## begin

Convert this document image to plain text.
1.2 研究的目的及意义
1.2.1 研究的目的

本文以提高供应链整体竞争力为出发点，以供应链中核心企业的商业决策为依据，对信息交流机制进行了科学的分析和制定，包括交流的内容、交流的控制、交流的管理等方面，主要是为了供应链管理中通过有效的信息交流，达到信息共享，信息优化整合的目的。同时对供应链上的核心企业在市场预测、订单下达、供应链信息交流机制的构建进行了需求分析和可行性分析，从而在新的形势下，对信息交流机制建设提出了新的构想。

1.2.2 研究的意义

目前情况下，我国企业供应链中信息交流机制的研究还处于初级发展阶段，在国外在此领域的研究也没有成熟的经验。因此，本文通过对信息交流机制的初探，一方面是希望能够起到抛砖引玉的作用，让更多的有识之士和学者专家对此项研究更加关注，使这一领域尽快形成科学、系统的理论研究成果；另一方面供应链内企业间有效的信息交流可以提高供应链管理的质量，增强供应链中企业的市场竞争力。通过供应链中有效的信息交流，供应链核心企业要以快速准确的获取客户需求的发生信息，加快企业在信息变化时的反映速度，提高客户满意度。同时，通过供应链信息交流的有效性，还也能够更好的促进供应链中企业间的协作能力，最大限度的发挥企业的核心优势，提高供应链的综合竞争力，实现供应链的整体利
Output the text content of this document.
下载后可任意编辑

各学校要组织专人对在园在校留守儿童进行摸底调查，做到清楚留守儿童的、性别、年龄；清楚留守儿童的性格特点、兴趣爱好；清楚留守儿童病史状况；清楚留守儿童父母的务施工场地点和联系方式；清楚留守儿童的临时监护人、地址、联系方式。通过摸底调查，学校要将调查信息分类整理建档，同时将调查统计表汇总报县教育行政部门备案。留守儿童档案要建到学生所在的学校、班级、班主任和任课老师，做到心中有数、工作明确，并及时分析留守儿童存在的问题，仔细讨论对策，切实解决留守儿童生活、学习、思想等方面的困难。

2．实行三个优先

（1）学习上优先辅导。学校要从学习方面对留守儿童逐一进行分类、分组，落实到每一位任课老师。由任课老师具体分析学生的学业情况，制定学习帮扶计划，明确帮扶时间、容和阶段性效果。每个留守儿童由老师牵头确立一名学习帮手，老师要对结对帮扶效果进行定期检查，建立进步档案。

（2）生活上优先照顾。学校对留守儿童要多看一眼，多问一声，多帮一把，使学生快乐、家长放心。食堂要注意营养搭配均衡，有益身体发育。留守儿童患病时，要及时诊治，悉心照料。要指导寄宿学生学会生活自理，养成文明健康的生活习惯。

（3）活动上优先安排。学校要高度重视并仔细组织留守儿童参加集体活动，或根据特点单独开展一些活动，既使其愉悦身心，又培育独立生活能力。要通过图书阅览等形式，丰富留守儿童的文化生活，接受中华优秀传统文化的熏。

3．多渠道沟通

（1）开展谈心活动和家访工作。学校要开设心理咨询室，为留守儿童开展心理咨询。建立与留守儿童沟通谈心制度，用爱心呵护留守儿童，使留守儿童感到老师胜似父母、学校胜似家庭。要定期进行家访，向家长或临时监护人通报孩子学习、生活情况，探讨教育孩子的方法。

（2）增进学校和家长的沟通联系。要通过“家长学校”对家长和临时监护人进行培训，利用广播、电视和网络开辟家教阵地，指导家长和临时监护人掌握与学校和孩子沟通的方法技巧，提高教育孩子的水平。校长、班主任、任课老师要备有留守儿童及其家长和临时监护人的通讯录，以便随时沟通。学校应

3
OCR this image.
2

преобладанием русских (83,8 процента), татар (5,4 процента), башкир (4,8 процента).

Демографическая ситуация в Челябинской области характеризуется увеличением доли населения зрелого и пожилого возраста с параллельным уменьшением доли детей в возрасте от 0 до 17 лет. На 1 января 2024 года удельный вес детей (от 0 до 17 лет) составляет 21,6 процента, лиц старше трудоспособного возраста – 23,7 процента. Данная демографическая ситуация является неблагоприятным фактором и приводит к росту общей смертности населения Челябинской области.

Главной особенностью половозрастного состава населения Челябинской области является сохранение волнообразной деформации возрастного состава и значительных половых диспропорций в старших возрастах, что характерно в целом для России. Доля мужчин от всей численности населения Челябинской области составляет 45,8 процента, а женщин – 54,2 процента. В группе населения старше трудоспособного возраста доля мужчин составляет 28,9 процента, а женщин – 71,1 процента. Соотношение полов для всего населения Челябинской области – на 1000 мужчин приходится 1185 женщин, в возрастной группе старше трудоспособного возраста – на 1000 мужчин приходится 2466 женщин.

## end

[Problem details]: Look over the records above and copy each line that includes the string "text".

[Task output]:
Convert this document image to plain text.
Output the text content of this document.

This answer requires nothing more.